— Aim of the exercise —
Wherever the string "desc" shows up in a line, count that line. Give the total alone.

— Entries supplied —
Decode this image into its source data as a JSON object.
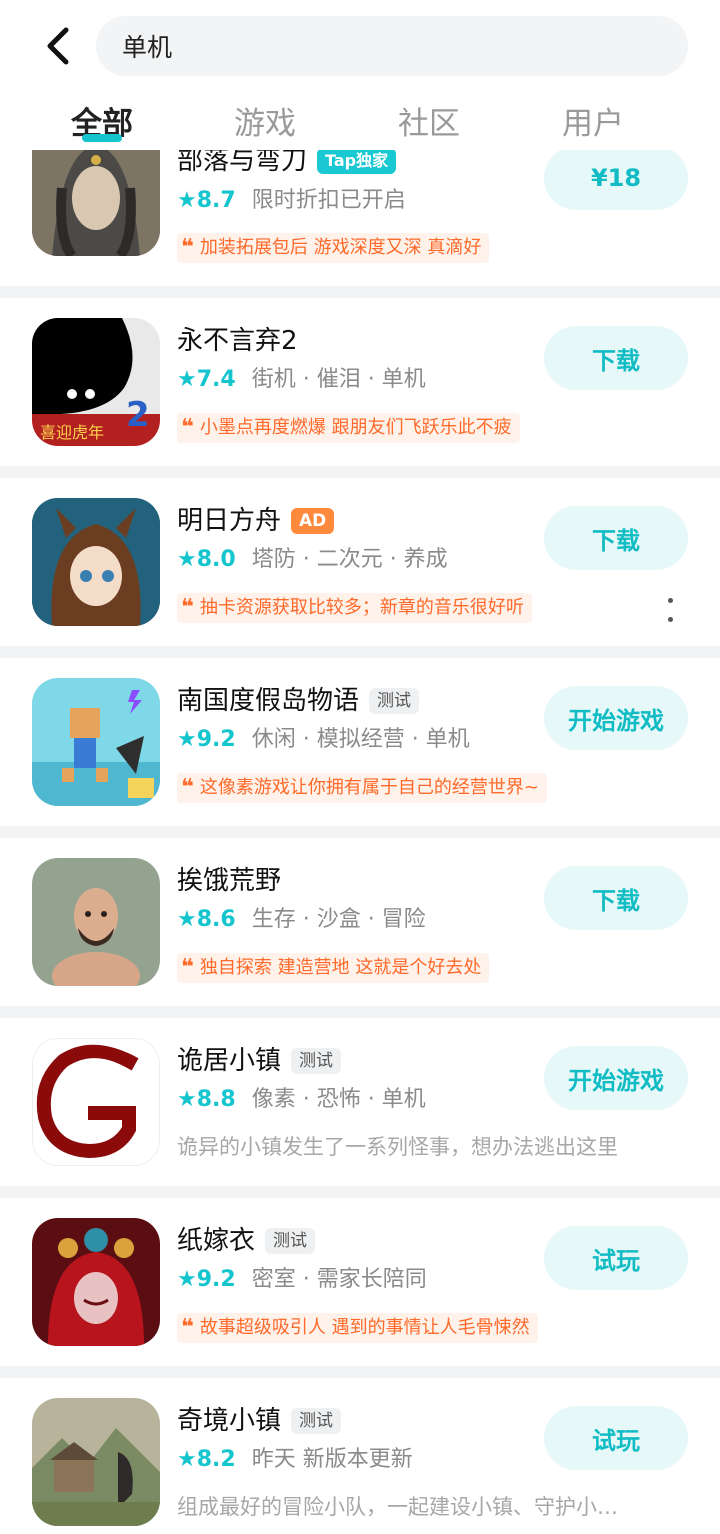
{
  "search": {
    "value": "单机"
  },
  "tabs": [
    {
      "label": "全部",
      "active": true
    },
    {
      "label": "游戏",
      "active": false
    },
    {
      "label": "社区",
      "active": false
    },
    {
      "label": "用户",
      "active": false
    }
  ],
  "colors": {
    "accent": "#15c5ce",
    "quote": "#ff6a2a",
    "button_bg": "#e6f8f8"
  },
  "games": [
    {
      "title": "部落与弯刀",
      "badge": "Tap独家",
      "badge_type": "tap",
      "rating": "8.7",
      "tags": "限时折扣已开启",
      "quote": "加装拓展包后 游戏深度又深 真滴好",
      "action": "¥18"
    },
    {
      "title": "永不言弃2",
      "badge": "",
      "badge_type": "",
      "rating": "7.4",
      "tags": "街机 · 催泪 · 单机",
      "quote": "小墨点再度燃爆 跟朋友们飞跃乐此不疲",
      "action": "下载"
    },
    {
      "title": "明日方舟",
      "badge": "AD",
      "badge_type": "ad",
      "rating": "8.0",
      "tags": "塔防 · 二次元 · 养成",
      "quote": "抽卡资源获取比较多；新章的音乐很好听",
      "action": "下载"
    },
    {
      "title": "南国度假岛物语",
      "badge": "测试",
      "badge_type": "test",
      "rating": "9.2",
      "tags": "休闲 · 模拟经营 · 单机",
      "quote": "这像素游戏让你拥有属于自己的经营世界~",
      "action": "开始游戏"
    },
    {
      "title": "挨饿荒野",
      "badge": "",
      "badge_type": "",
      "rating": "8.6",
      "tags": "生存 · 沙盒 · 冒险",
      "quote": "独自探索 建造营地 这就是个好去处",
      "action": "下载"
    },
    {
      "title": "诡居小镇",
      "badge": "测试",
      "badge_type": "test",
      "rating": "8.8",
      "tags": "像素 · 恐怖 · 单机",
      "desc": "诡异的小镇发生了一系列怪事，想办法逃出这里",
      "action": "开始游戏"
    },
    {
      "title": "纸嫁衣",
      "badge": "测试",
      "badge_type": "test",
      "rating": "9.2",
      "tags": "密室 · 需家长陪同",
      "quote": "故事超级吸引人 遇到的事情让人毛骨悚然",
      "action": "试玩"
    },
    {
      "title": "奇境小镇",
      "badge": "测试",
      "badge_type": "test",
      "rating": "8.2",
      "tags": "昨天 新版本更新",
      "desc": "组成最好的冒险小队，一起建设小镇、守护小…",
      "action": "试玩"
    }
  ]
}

— Task response —
2